SUPPLIED TEXT:
AUD is a non-partisan organization. We do not support or endorse candidates for union office or particular policies within unions. Rather, AUD supports actions which strengthen the democratic process, promoting membership participation, free speech and fair elections, so that union members can transform and lead their unions. AUD depends on contributions and has limited resources. We provide educational assistance and guidance as to legal rights and organizing to union members fighting for greater control of their unions...(more about AUD, a definition of union democracy, to contribute to AUD)


What's New 9/3/08
(What is XML?) AUD's RSS Feeds Page

    • PRESS RELEASE -- Association for Union Democracy, Inc.
      FOR IMMEDIATE RELEASE
      September 3, 2008
      Media Contacts: Herman Benson, Kurt Richwerger (718) 564-1114 (AUD) info@uniondemocracy.org
      -------
      AUD Proposes Democracy as a Weapon Against Corruption

      In today's New York Times, the Service Employees International Union announced plans for an internal ethics commission to address recent corruption charges facing several top union leaders. The union indicated that it would consult the Association for Union Democracy as part of its efforts.

      The Association for Union Democracy is very willing to bring our forty years of experience to bear in assisting the SEIU, but what the SEIU faces is a moral crisis involving both democracy and corruption.

      We believe it is essential to ensure protection for democracy and dissent within unions. Our experience shows that democracy is the linchpin for preventing corruption.

      An internal panel of the kind proposed by SEIU President Andrew Stern would simply mull over the niceties of still another code and would be more than a waste of time; it would be an evasion. What the SEIU needs now is to establish a board composed of respected individuals, independent and completely outside the union power structure - a kind of supreme court endowed with the power, in defense of member rights, to overrule decisions of the international president and the international executive board in those circumstances in which members' democratic rights could be endangered.

      The need is not to devise a code of ethics, the need is the genuine practice of democracy. The basic code of ethics was delivered on Mount Sinai in the commandment "Thou shall not steal." Everything else is a refinement. If the SEIU feels it needs an amplification of its own code to remind its officials of that commandment, it need only copy one of the many excellent codes already available. The problem in the SEIU is not that it lacks an ethical code, but that it has evolved a bureaucratic system of organization and, despite any code, has created an atmosphere of authoritarianism that obviously spawns corruption.
      ---------

  • Andy Stern is slipping off the pedestal. "By imposing a trusteeship and a monitorship over two mega West Coast locals, Andy Stern, SEIU international president, subjects twenty percent of the entire international membership to his disciplinary domination. They make up almost half the union's membership in health care, the SEIU's most important area of concentration. Two locals, but how different their stories! In one, Stern initiates action against a rival and critic. In the other, he is forced to act against one of his own key supporters who stands accused of defrauding his local of around a million dollars. Disruption on this scale might normally reveal an international administration in disarray. Ironically, however, just three months before, Stern emerged from the union's convention with his program overwhelmingly endorsed and his presidential powers expanded..." Read more on Benson's Union Democracy Blog. (9/3/08)

RECORDED INFORMATION:
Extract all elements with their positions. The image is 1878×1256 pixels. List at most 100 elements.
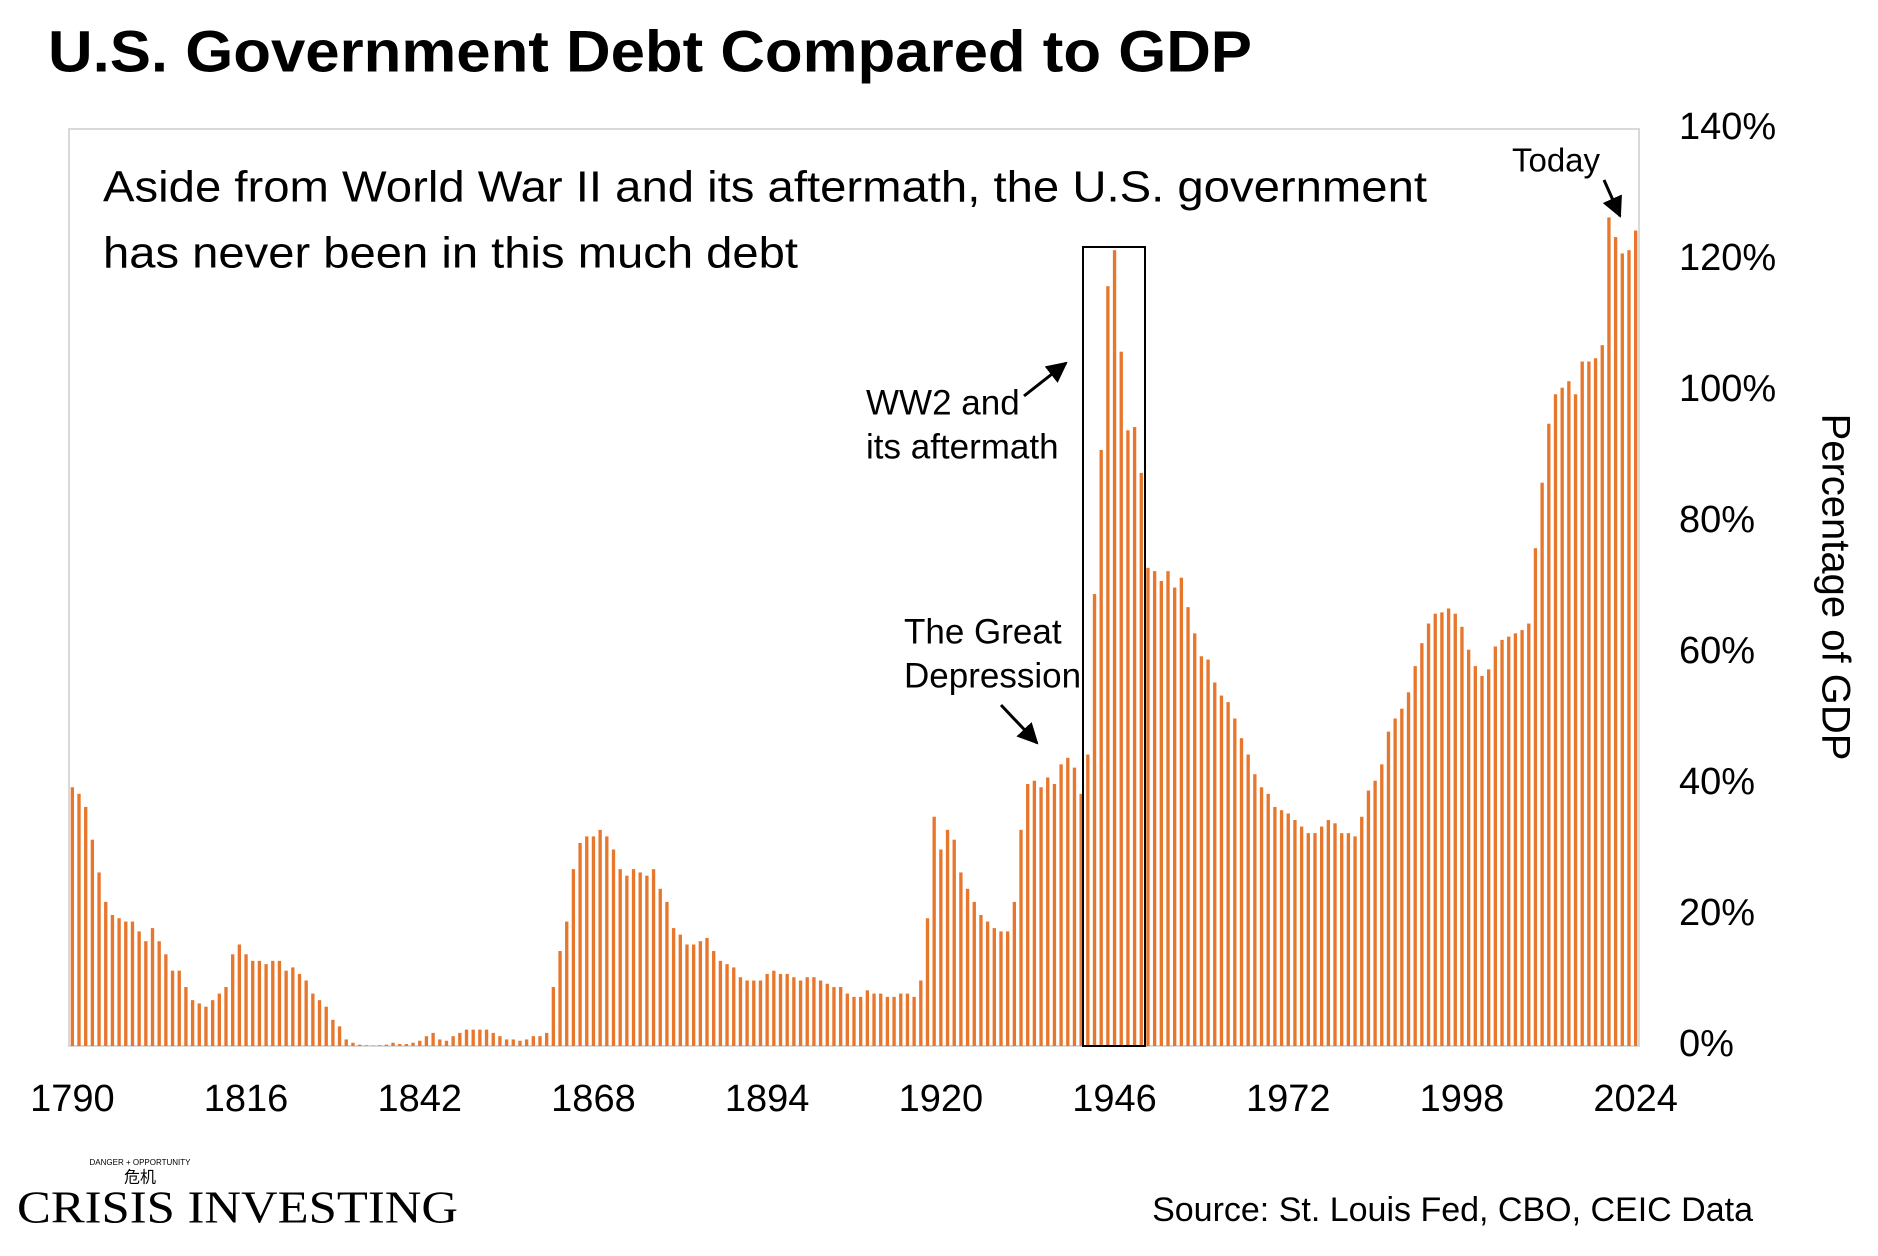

SET PROBLEM A:
According to the union democracy page, why does AUD hold that a new code of ethics is not what the SEIU needs? Explain in one to three sentences.
SET PROBLEM B:
Answer these questions from the union democracy page.
(i) In which newspaper did the SEIU announce its plans for an internal ethics commission?
(ii) How many years of experience does AUD say it can bring to assist the SEIU?
(iii) What percentage of the entire international membership does the trusteeship and monitorship over two West Coast locals place under Stern's disciplinary domination?
SET PROBLEM C:
Reproduce the passage of the union democracy page between "What's New 9/3/08" and "democracy and corruption.", inclusive.

REPLY A:
AUD argues that the SEIU's problem is not the lack of an ethical code. The union has developed a bureaucratic system of organization and an atmosphere of authoritarianism that breeds corruption regardless of any code. The remedy it needs is the genuine practice of democracy, which AUD's experience shows is the linchpin for preventing corruption.

REPLY B:
(i) The New York Times
(ii) Forty years
(iii) Twenty percent

REPLY C:
What's New 9/3/08
(What is XML?) AUD's RSS Feeds Page

    • PRESS RELEASE -- Association for Union Democracy, Inc.
      FOR IMMEDIATE RELEASE
      September 3, 2008
      Media Contacts: Herman Benson, Kurt Richwerger (718) 564-1114 (AUD) info@uniondemocracy.org
      -------
      AUD Proposes Democracy as a Weapon Against Corruption

      In today's New York Times, the Service Employees International Union announced plans for an internal ethics commission to address recent corruption charges facing several top union leaders. The union indicated that it would consult the Association for Union Democracy as part of its efforts.

      The Association for Union Democracy is very willing to bring our forty years of experience to bear in assisting the SEIU, but what the SEIU faces is a moral crisis involving both democracy and corruption.